» WHAT IS ASKED:
Narrow the data below down to the lines containing "name".

» THE DATA:
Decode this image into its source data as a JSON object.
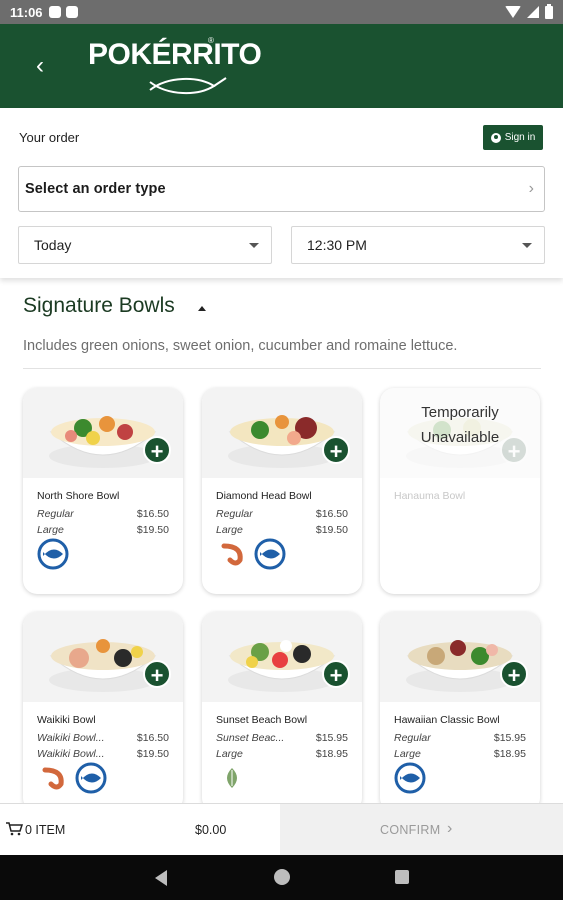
{
  "status_bar": {
    "time": "11:06"
  },
  "header": {
    "logo_text": "POKÉRRITO",
    "logo_mark": "®"
  },
  "order": {
    "your_order_label": "Your order",
    "signin_label": "Sign in",
    "order_type_label": "Select an order type",
    "day_value": "Today",
    "time_value": "12:30 PM"
  },
  "section": {
    "title": "Signature Bowls",
    "description": "Includes green onions, sweet onion, cucumber and romaine lettuce."
  },
  "products": [
    {
      "name": "North Shore Bowl",
      "prices": [
        {
          "size": "Regular",
          "price": "$16.50"
        },
        {
          "size": "Large",
          "price": "$19.50"
        }
      ],
      "diet_icons": [
        "fish-icon"
      ]
    },
    {
      "name": "Diamond Head Bowl",
      "prices": [
        {
          "size": "Regular",
          "price": "$16.50"
        },
        {
          "size": "Large",
          "price": "$19.50"
        }
      ],
      "diet_icons": [
        "shrimp-icon",
        "fish-icon"
      ]
    },
    {
      "name": "Hanauma Bowl",
      "unavailable_label": "Temporarily Unavailable",
      "prices": [],
      "diet_icons": []
    },
    {
      "name": "Waikiki Bowl",
      "prices": [
        {
          "size": "Waikiki Bowl...",
          "price": "$16.50"
        },
        {
          "size": "Waikiki Bowl...",
          "price": "$19.50"
        }
      ],
      "diet_icons": [
        "shrimp-icon",
        "fish-icon"
      ]
    },
    {
      "name": "Sunset Beach Bowl",
      "prices": [
        {
          "size": "Sunset Beac...",
          "price": "$15.95"
        },
        {
          "size": "Large",
          "price": "$18.95"
        }
      ],
      "diet_icons": [
        "leaf-icon"
      ]
    },
    {
      "name": "Hawaiian Classic Bowl",
      "prices": [
        {
          "size": "Regular",
          "price": "$15.95"
        },
        {
          "size": "Large",
          "price": "$18.95"
        }
      ],
      "diet_icons": [
        "fish-icon"
      ]
    }
  ],
  "cart": {
    "item_count": "0 ITEM",
    "total": "$0.00",
    "confirm_label": "CONFIRM"
  },
  "colors": {
    "brand_green": "#1a5230",
    "fish_blue": "#1f5fa8",
    "shrimp_orange": "#d2683c"
  }
}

» FINAL ANSWER:
      "name": "North Shore Bowl",
      "name": "Diamond Head Bowl",
      "name": "Hanauma Bowl",
      "name": "Waikiki Bowl",
      "name": "Sunset Beach Bowl",
      "name": "Hawaiian Classic Bowl",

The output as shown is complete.